Start Excerpt to read

President Nan Keohane is beginning to get a better sense about her post-presidency plans, which will become reality July 1 when Dean of Yale College Richard Brodhead takes her place at the helm of the University. To begin, she is taking a one-year sabbatical at a prestigious research center near Stanford, Calif. Next, she wants to write an important work of political philosophy about inequalities and has no interest in writing her memoirs.


    But the big question remains unanswered: will Keohane return to Duke? She is leaving all options on the table, including departing the University for good.


    "We're very happy here, we both have jobs in the department, we have lots of friends," Keohane said. "But we haven't made any commitments; we're also aware that there are other places that may want us to come and teach there, and we need to be open to other possibilities."


    One sure bet is that she will write a full-length scholarly contribution to her field of study, political philosophy. Following 23 years as a university president, the 62-year-old Keohane will shift her "life's work" to exploring human inequalities.


    As a professor at Stanford University in the 1970s, Keohane began to read extensively and to write about gender inequalities, and one of her major endeavors at Duke has been the gender-focused Women's Initiative. She said, however, that she has not decided on which specific aspects of inequalities she will write about.

Keohane said she would draw from her experiences as a university president for her work.


    "I discovered there were many ways in which the experiences that I've been able to have [as president] have given me what I hope will be a richer perspective on issues of inequality," she said. "I've had, as a side benefit of being president of Duke, the opportunity to spend time with people from lots of different backgrounds, and some fairly intensive work. So that, for example, I've sat on a couple of corporate boards [including IBM], and I know from the inside how it feels to be running a big corporation and how those humongous salaries get set and why you can justify them in certain contexts.


    "But on another level, it also worries me," she continued. "It seems to me that that's part of what contributes to growing inequality in our country. And I've also sat down with people who are struggling to have two jobs, two shifts to keep their families together, and at one level, again, I understand the market forces, and I understand that [Duke is] already paying by any reasonable standard at least market--sometimes even better than market--wages to everyone who works here, but at another level, I worry about it. I think there's something wrong with a world in which some people are making millions and millions of dollars, more than they can even keep track of, and other people are having to struggle to keep their families together by working two jobs."

End Excerpt to read
Start Recorded information

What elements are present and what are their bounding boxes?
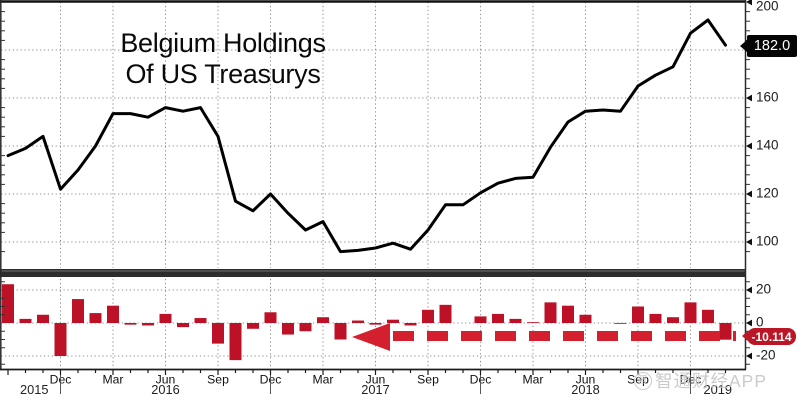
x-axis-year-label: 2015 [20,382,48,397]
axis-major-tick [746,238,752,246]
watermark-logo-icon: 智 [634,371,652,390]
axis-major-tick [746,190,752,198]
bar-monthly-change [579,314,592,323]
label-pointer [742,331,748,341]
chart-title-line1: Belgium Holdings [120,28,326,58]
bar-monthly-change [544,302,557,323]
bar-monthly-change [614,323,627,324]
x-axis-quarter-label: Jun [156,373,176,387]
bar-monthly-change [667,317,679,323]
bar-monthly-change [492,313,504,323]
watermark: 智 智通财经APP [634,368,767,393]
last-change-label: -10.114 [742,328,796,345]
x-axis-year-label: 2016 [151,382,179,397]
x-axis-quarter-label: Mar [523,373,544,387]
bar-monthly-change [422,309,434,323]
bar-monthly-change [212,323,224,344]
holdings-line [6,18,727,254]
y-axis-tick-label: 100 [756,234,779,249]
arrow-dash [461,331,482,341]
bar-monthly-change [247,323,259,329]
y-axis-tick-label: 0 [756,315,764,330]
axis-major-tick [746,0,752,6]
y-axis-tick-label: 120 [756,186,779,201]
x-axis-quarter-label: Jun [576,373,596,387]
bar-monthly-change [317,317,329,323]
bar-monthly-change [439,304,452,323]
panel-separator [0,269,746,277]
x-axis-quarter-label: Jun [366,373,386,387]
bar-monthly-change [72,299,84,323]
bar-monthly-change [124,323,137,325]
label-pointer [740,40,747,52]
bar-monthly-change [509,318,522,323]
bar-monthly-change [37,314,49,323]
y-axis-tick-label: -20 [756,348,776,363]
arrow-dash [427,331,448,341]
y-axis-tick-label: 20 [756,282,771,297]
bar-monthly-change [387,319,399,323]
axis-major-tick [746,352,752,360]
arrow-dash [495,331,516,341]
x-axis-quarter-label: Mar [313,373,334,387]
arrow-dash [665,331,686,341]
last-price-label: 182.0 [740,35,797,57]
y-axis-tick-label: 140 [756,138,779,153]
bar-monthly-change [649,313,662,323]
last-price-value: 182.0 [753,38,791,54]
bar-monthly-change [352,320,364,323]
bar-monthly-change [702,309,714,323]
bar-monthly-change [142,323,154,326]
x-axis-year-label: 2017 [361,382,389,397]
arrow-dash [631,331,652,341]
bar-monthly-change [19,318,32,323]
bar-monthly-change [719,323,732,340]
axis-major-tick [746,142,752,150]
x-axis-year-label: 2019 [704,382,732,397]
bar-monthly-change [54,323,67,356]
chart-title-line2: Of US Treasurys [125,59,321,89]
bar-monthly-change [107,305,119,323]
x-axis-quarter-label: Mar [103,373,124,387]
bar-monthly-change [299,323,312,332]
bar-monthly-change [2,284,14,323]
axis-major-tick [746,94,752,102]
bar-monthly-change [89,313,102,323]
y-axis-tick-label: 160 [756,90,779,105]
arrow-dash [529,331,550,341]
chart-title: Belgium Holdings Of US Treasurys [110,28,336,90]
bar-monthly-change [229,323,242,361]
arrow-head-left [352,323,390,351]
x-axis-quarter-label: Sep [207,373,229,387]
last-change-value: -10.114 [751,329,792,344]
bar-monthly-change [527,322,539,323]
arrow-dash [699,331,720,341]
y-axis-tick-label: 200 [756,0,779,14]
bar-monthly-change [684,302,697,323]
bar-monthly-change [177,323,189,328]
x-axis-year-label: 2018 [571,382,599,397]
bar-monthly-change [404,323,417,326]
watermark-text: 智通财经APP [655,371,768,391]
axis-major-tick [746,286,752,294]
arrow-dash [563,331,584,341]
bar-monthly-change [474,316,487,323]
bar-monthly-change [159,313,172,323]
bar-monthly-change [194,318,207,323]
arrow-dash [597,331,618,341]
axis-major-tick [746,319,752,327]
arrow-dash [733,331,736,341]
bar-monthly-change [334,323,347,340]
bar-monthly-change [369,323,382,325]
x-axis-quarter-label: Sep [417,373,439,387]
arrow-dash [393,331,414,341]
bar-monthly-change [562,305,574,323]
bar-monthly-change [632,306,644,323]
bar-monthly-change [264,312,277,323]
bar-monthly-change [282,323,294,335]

End Recorded information
Start Recorded information

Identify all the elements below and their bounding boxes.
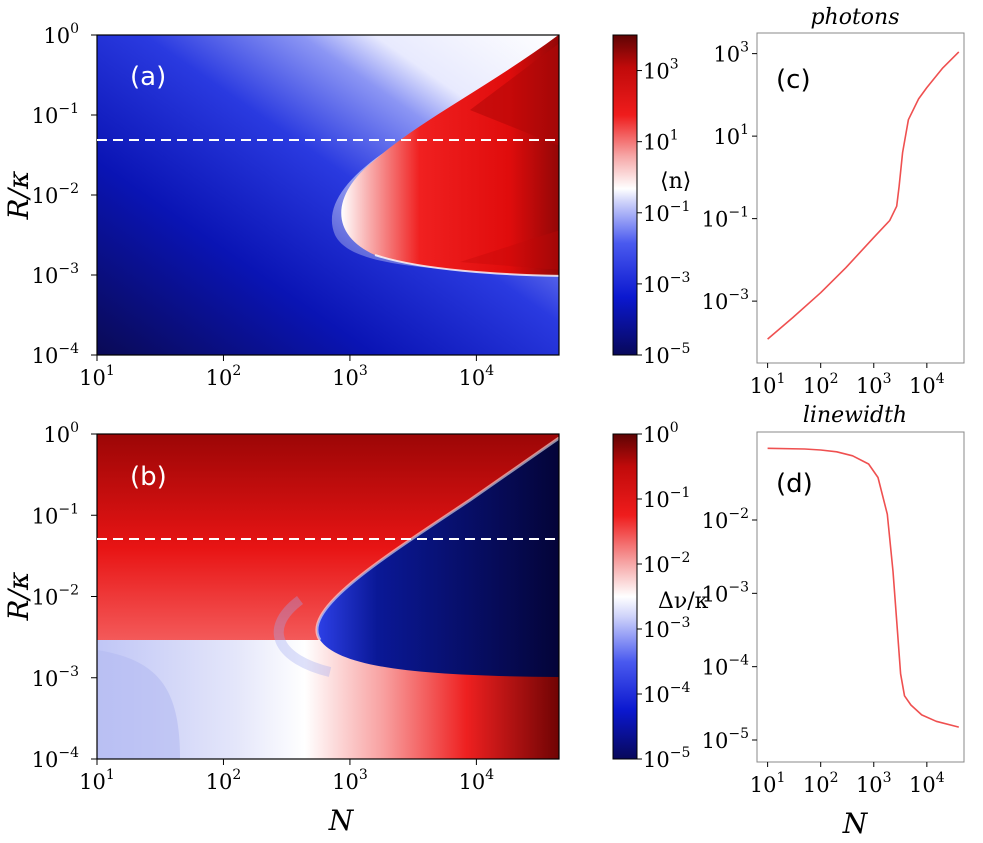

End Recorded information
Start Recorded information

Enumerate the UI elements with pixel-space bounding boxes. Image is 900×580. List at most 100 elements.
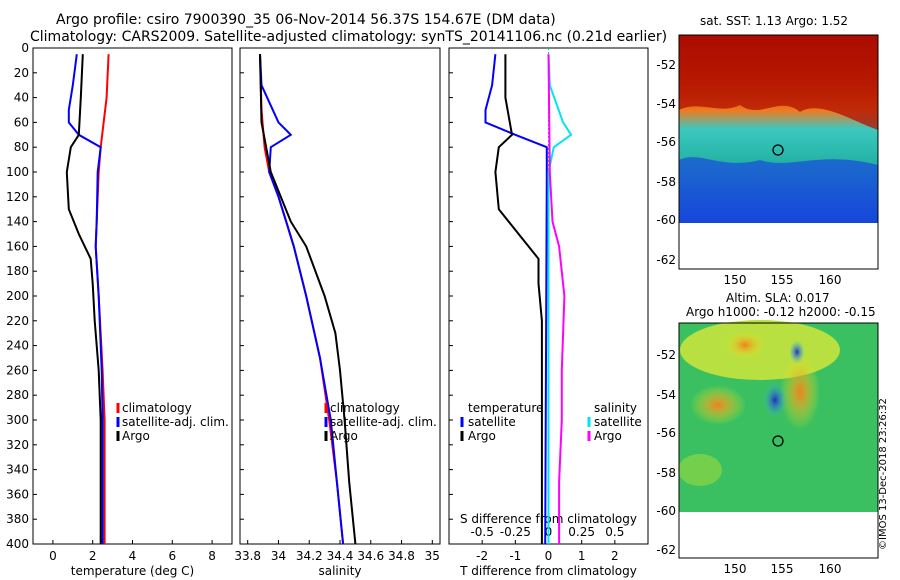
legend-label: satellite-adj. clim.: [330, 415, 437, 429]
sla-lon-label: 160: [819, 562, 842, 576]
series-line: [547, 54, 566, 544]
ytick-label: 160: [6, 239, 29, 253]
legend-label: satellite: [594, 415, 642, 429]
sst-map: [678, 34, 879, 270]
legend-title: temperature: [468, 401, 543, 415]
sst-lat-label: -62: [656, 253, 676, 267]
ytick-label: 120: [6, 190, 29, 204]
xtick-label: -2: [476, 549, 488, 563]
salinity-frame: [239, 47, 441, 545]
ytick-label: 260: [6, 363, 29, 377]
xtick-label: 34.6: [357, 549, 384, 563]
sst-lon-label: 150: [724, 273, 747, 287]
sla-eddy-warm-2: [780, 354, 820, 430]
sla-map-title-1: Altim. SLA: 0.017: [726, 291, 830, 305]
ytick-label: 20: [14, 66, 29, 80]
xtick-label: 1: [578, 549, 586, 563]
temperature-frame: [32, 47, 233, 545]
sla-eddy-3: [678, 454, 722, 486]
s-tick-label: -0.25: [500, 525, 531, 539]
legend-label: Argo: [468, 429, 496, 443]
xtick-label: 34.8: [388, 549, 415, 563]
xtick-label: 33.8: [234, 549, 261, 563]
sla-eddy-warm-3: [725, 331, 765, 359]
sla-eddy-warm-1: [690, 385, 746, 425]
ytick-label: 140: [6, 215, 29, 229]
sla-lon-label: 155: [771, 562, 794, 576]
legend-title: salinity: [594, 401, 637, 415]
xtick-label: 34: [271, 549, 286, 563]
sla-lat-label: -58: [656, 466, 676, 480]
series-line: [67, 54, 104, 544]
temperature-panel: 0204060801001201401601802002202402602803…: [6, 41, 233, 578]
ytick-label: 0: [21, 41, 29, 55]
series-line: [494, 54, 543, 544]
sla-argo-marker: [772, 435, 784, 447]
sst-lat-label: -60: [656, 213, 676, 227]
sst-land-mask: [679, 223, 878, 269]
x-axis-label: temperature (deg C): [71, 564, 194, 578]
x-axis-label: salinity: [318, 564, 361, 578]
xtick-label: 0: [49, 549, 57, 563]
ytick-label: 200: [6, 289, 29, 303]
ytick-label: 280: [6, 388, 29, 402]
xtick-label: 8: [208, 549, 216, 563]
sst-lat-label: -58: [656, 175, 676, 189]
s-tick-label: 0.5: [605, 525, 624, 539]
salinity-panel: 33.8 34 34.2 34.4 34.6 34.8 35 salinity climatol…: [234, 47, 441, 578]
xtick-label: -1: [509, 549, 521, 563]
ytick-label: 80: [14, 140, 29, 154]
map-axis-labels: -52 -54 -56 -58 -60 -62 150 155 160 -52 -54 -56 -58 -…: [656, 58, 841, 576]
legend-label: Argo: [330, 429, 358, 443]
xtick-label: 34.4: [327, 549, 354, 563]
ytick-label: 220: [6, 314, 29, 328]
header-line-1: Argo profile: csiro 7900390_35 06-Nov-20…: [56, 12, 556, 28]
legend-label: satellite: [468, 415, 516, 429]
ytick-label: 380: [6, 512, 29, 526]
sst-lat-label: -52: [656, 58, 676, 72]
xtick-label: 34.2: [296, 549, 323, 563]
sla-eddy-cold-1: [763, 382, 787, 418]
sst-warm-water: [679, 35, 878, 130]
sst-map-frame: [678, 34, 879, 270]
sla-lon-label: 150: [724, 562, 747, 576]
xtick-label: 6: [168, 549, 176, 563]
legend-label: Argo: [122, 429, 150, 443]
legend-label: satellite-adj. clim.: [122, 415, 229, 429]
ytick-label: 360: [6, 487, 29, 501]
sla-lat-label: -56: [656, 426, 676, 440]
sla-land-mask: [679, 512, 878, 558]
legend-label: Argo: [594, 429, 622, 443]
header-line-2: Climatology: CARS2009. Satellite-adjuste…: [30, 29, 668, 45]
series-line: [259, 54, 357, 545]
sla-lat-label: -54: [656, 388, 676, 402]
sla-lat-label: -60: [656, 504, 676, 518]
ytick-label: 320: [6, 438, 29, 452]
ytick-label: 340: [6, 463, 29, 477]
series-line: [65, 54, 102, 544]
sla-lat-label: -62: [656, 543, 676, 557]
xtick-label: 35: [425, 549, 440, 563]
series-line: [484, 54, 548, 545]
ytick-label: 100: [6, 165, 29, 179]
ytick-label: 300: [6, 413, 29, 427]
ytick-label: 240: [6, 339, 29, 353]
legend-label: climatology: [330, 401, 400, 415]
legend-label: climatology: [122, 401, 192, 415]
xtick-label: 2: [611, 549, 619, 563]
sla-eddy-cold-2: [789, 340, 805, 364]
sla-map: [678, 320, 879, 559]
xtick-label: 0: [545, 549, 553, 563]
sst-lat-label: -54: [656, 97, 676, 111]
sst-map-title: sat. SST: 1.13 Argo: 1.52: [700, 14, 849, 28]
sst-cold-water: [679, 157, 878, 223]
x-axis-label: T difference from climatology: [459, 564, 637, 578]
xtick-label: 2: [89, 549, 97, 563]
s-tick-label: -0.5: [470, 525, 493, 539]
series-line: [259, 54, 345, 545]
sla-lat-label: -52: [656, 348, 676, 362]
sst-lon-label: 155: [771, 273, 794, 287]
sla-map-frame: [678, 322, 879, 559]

End Recorded information

> [Written instruction A]:
In the article on Nan Keohane's post-presidency plans, why does Keohane say the large corporate salaries worry her, even though she can justify them in certain contexts? Answer in one to three sentences.
> [Written instruction B]:
Decide whether each statement agrees with the article on Nan Keohane's post-presidency plans. Answer yes or no for each, and quote the deciding words from the article.
(i) Keohane's sabbatical will last one year.
(ii) Keohane intends to write her memoirs.
(iii) Keohane has already settled on the specific aspects of inequalities she will write about.
> [Written instruction C]:
Write a continuation of the article on Nan Keohane's post-presidency plans, picking up right after its last sentence.

> [Expected output A]:
She thinks those salaries are part of what contributes to growing inequality in the country. She sees something wrong with a world where some people make millions and millions of dollars while others must work two jobs to keep their families together.

> [Expected output B]:
(i) Yes: "she is taking a one-year sabbatical at a prestigious research center near Stanford, Calif."
(ii) No: "has no interest in writing her memoirs"
(iii) No: "she has not decided on which specific aspects of inequalities she will write about"

> [Expected output C]:
    Keohane said her separation from the cloistered world of academia for over two decades may actually work to her advantage in philosophizing about inequalities.


    "Faculty members--unless they've deliberately set out to get involved in the real world--often live fairly sheltered lives," she said. "I haven't lived a sheltered life and I think my goal, my dream, is to put together the philosophical training I've had and the meat of the kinds of experiences I've had... in a way that will be meaningful and will have some real force but will also be philosophically authoritative and attractive."


    Keohane said she does not have any interest in writing an autobiography or memoirs, at least in the foreseeable future. She said she would be limited by the filter of her past intentions and imperfect memory and would not have the patience to go through calendars and reconstruct her tenure as president of Duke.


    She also said it is not in her nature to look back. "I'm very forward-oriented and not backward-oriented, and it's just boring to me to try to go back on one level and try to reconstruct what's happened," she said. "I'm much more interested in what's going to happen next."

Keohane, who has spent extensive time in the South, Northeast, West and middle of the United States, has a bevy of options and little clarity of what is "next" beyond her California sabbatical with husband and political science professor Robert Keohane. Regardless of where she ends up, however, the president will hold Duke in a special place in her heart.


    "I'm quite sure that whatever I do," she said, "I will continue to be involved in Duke as a president emerita, as a Blue Devil fan, with lots of friends and colleagues."